> Items:
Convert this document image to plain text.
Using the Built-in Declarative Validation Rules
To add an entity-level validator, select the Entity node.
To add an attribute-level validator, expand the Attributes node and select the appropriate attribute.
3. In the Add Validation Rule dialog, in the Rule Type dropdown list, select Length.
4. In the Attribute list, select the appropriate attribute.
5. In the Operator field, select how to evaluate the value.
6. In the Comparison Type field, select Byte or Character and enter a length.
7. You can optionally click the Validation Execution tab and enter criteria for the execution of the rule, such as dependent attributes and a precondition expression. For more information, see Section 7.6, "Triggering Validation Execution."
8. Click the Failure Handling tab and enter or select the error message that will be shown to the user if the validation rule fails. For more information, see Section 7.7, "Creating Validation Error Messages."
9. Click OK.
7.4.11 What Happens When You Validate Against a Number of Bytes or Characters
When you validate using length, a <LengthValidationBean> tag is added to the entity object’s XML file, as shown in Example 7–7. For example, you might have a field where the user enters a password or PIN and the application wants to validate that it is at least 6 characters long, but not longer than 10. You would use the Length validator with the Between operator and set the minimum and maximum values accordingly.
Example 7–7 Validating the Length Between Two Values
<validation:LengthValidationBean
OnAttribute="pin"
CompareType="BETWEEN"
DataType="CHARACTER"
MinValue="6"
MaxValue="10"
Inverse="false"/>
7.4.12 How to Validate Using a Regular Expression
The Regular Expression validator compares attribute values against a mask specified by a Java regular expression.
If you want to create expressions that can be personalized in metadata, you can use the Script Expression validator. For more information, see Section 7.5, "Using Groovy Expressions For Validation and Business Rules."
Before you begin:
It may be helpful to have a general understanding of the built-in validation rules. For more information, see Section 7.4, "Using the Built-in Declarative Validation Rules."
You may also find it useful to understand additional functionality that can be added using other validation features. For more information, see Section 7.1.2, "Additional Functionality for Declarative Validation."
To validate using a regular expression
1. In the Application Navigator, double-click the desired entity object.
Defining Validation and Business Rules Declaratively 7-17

> Short exercise:
Gather each line of the records holding the string "node".

> Solution to this problem:
To add an entity-level validator, select the Entity node.
To add an attribute-level validator, expand the Attributes node and select the appropriate attribute.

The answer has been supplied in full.